→ INFORMATION SUPPLIED

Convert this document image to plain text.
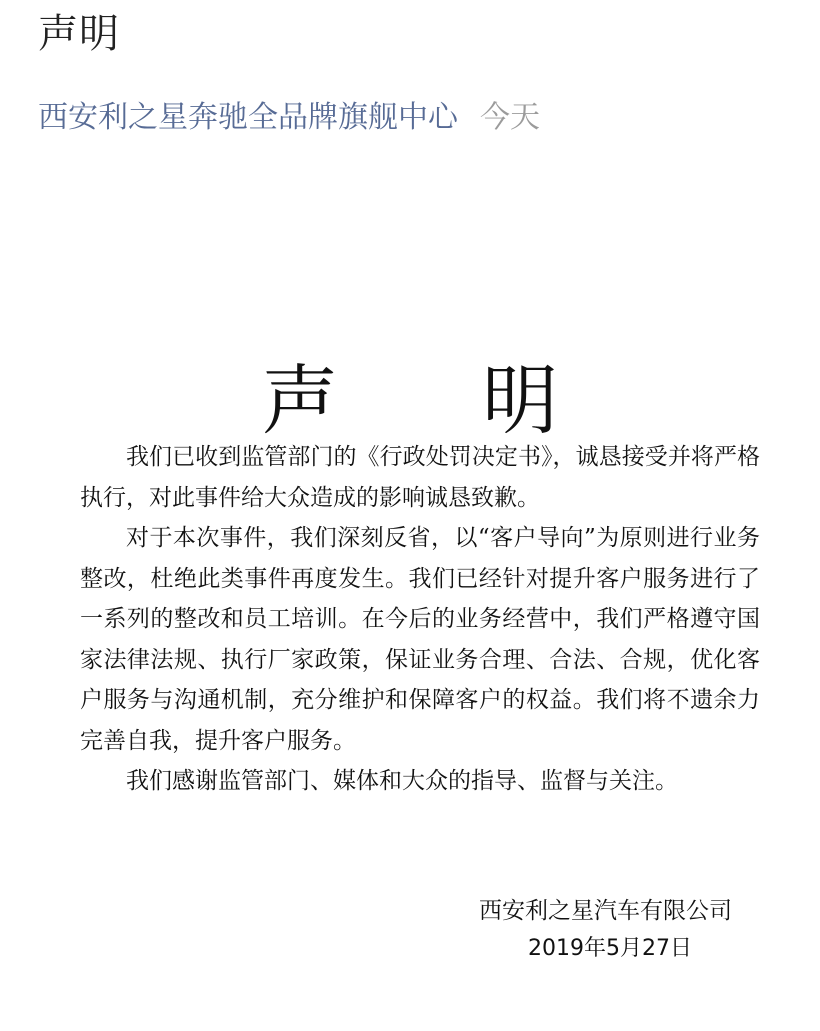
声明
西安利之星奔驰全品牌旗舰中心 今天
声 明

我们已收到监管部门的《行政处罚决定书》，诚恳接受并将严格执行，对此事件给大众造成的影响诚恳致歉。

对于本次事件，我们深刻反省，以“客户导向”为原则进行业务整改，杜绝此类事件再度发生。我们已经针对提升客户服务进行了一系列的整改和员工培训。在今后的业务经营中，我们严格遵守国家法律法规、执行厂家政策，保证业务合理、合法、合规，优化客户服务与沟通机制，充分维护和保障客户的权益。我们将不遗余力完善自我，提升客户服务。

我们感谢监管部门、媒体和大众的指导、监督与关注。

西安利之星汽车有限公司
2019年5月27日
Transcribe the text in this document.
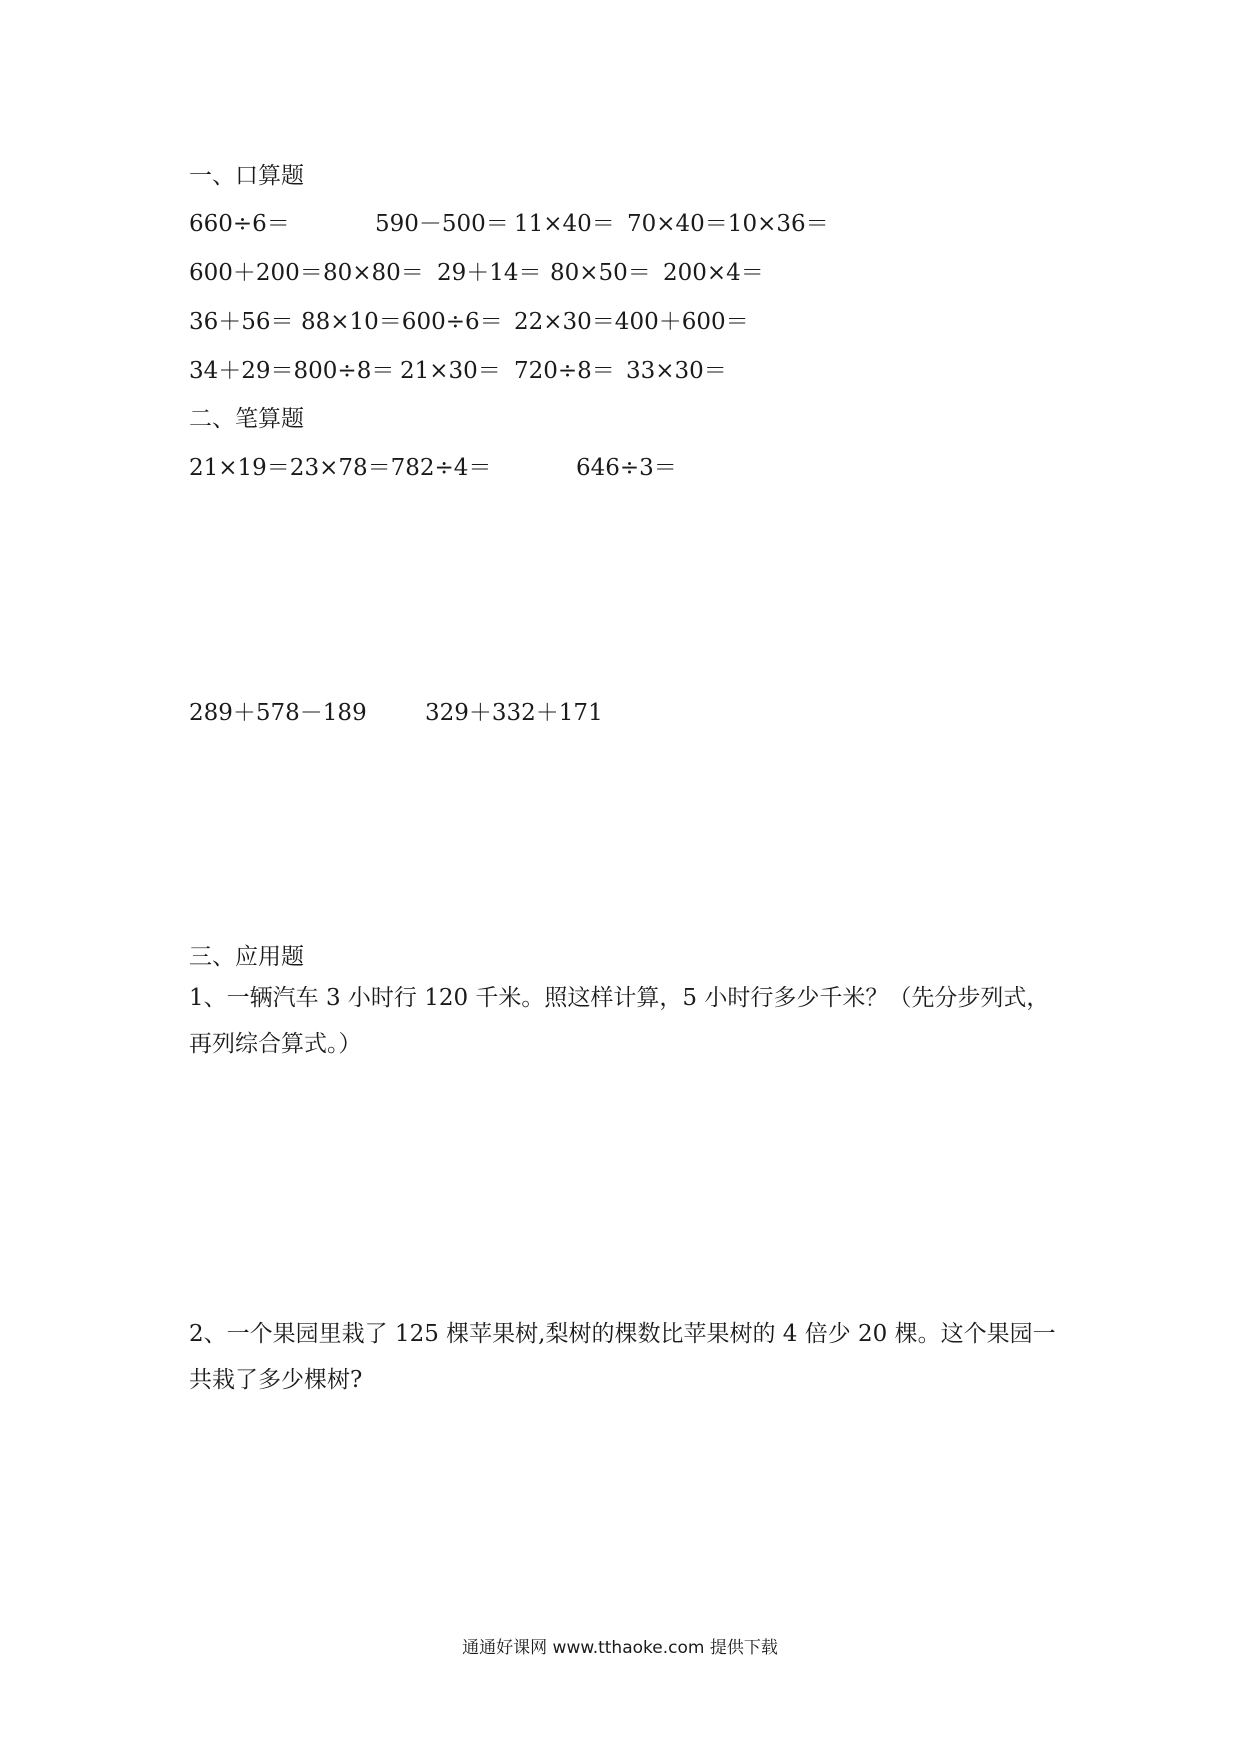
一、口算题
660÷6＝	590－500＝ 11×40＝ 70×40＝10×36＝
600＋200＝ 80×80＝ 29＋14＝ 80×50＝ 200×4＝
36＋56＝ 88×10＝600÷6＝ 22×30＝400＋600＝
34＋29＝800÷8＝ 21×30＝ 720÷8＝ 33×30＝
二、笔算题
21×19＝23×78＝782÷4＝	646÷3＝
289＋578－189	329＋332＋171
三、应用题
1、一辆汽车 3 小时行 120 千米。照这样计算，5 小时行多少千米？（先分步列式，再列综合算式。）
2、一个果园里栽了 125 棵苹果树,梨树的棵数比苹果树的 4 倍少 20 棵。这个果园一共栽了多少棵树?
通通好课网 www.tthaoke.com 提供下载
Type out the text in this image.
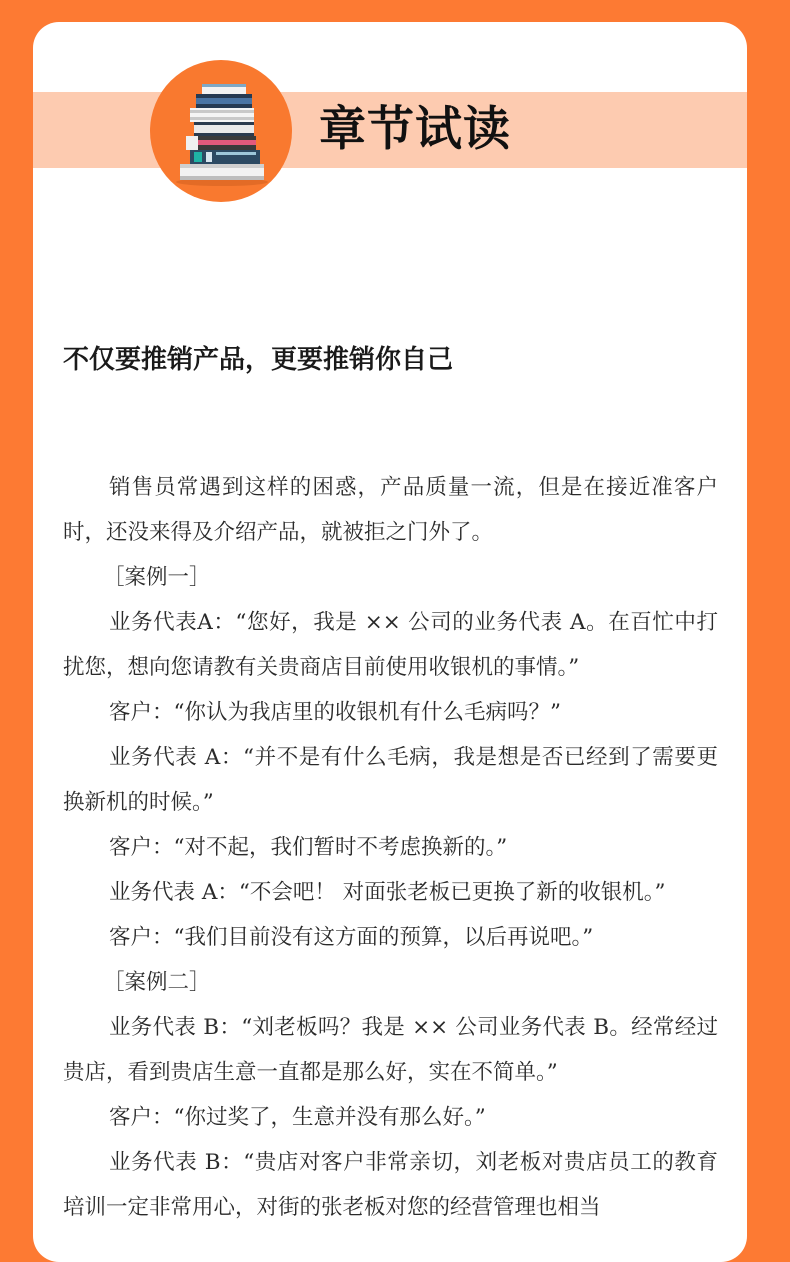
章节试读
不仅要推销产品，更要推销你自己

销售员常遇到这样的困惑，产品质量一流，但是在接近准客户时，还没来得及介绍产品，就被拒之门外了。

［案例一］

业务代表A：“您好，我是 ×× 公司的业务代表 A。在百忙中打扰您，想向您请教有关贵商店目前使用收银机的事情。”

客户：“你认为我店里的收银机有什么毛病吗？”

业务代表 A：“并不是有什么毛病，我是想是否已经到了需要更换新机的时候。”

客户：“对不起，我们暂时不考虑换新的。”

业务代表 A：“不会吧！ 对面张老板已更换了新的收银机。”

客户：“我们目前没有这方面的预算，以后再说吧。”

［案例二］

业务代表 B：“刘老板吗？我是 ×× 公司业务代表 B。经常经过贵店，看到贵店生意一直都是那么好，实在不简单。”

客户：“你过奖了，生意并没有那么好。”

业务代表 B：“贵店对客户非常亲切，刘老板对贵店员工的教育培训一定非常用心，对街的张老板对您的经营管理也相当
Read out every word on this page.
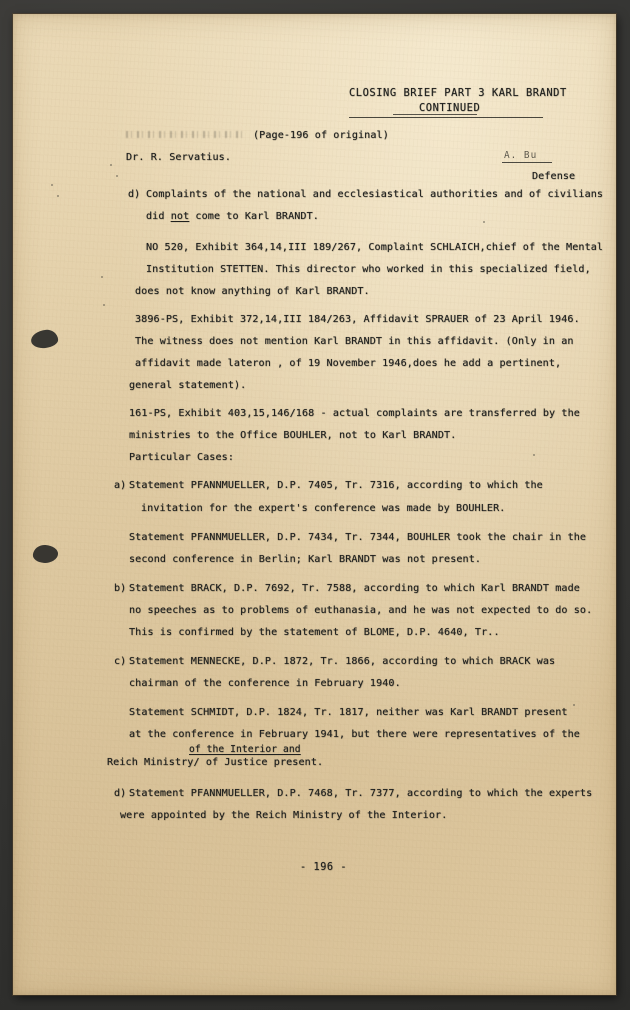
CLOSING BRIEF PART 3 KARL BRANDT
CONTINUED
(Page-196 of original)
Dr. R. Servatius.
Defense
d) Complaints of the national and ecclesiastical authorities and of civilians
did not come to Karl BRANDT.
NO 520, Exhibit 364,14,III 189/267, Complaint SCHLAICH,chief of the Mental
Institution STETTEN. This director who worked in this specialized field,
does not know anything of Karl BRANDT.
3896-PS, Exhibit 372,14,III 184/263, Affidavit SPRAUER of 23 April 1946.
The witness does not mention Karl BRANDT in this affidavit. (Only in an
affidavit made lateron , of 19 November 1946,does he add a pertinent,
general statement).
161-PS, Exhibit 403,15,146/168 - actual complaints are transferred by the
ministries to the Office BOUHLER, not to Karl BRANDT.
Particular Cases:
a) Statement PFANNMUELLER, D.P. 7405, Tr. 7316, according to which the
invitation for the expert's conference was made by BOUHLER.
Statement PFANNMUELLER, D.P. 7434, Tr. 7344, BOUHLER took the chair in the
second conference in Berlin; Karl BRANDT was not present.
b) Statement BRACK, D.P. 7692, Tr. 7588, according to which Karl BRANDT made
no speeches as to problems of euthanasia, and he was not expected to do so.
This is confirmed by the statement of BLOME, D.P. 4640, Tr..
c) Statement MENNECKE, D.P. 1872, Tr. 1866, according to which BRACK was
chairman of the conference in February 1940.
Statement SCHMIDT, D.P. 1824, Tr. 1817, neither was Karl BRANDT present
at the conference in February 1941, but there were representatives of the
of the Interior and
Reich Ministry/ of Justice present.
d) Statement PFANNMUELLER, D.P. 7468, Tr. 7377, according to which the experts
were appointed by the Reich Ministry of the Interior.
- 196 -
A. Bu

→ WHAT TO DO
Return only those lines of the records that contain the string "does".

→ RESPONSE BELOW
does not know anything of Karl BRANDT.
The witness does not mention Karl BRANDT in this affidavit. (Only in an
affidavit made lateron , of 19 November 1946,does he add a pertinent,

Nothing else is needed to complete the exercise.